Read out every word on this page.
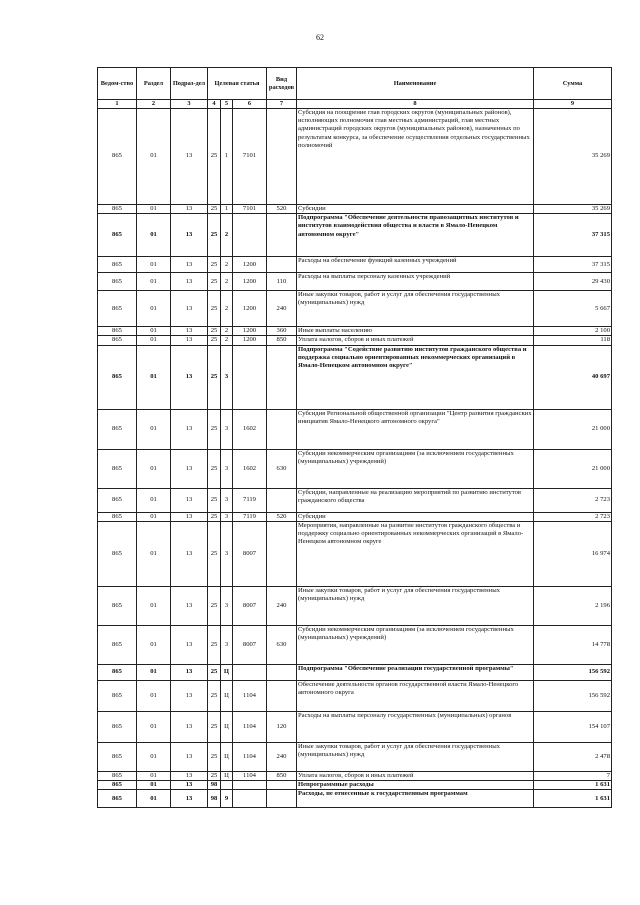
62
Ведом-ство	Раздел	Подраз-дел	Целевая статья			Вид расходов	Наименование	Сумма
1	2	3	4	5	6	7	8	9
865	01	13	25	1	7101		Субсидия на поощрение глав городских округов (муниципальных районов), исполняющих полномочия глав местных администраций, глав местных администраций городских округов (муниципальных районов), назначенных по результатам конкурса, за обеспечение осуществления отдельных государственных полномочий	35 269
865	01	13	25	1	7101	520	Субсидии	35 269
865	01	13	25	2			Подпрограмма "Обеспечение деятельности правозащитных институтов и институтов взаимодействия общества и власти в Ямало-Ненецком автономном округе"	37 315
865	01	13	25	2	1200		Расходы на обеспечение функций казенных учреждений	37 315
865	01	13	25	2	1200	110	Расходы на выплаты персоналу казенных учреждений	29 430
865	01	13	25	2	1200	240	Иные закупки товаров, работ и услуг для обеспечения государственных (муниципальных) нужд	5 667
865	01	13	25	2	1200	360	Иные выплаты населению	2 100
865	01	13	25	2	1200	850	Уплата налогов, сборов и иных платежей	118
865	01	13	25	3			Подпрограмма "Содействие развитию институтов гражданского общества и поддержка социально ориентированных некоммерческих организаций в Ямало-Ненецком автономном округе"	40 697
865	01	13	25	3	1602		Субсидия Региональной общественной организации "Центр развития гражданских инициатив Ямало-Ненецкого автономного округа"	21 000
865	01	13	25	3	1602	630	Субсидии некоммерческим организациям (за исключением государственных (муниципальных) учреждений)	21 000
865	01	13	25	3	7119		Субсидии, направленные на реализацию мероприятий по развитию институтов гражданского общества	2 723
865	01	13	25	3	7119	520	Субсидии	2 723
865	01	13	25	3	8007		Мероприятия, направленные на развитие институтов гражданского общества и поддержку социально ориентированных некоммерческих организаций в Ямало-Ненецком автономном округе	16 974
865	01	13	25	3	8007	240	Иные закупки товаров, работ и услуг для обеспечения государственных (муниципальных) нужд	2 196
865	01	13	25	3	8007	630	Субсидии некоммерческим организациям (за исключением государственных (муниципальных) учреждений)	14 778
865	01	13	25	Ц			Подпрограмма "Обеспечение реализации государственной программы"	156 592
865	01	13	25	Ц	1104		Обеспечение деятельности органов государственной власти Ямало-Ненецкого автономного округа	156 592
865	01	13	25	Ц	1104	120	Расходы на выплаты персоналу государственных (муниципальных) органов	154 107
865	01	13	25	Ц	1104	240	Иные закупки товаров, работ и услуг для обеспечения государственных (муниципальных) нужд	2 478
865	01	13	25	Ц	1104	850	Уплата налогов, сборов и иных платежей	7
865	01	13	98				Непрограммные расходы	1 631
865	01	13	98	9			Расходы, не отнесенные к государственным программам	1 631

══════════════════════════════

Give the count of lines in the data above that hold the string "налогов", with no additional words.

2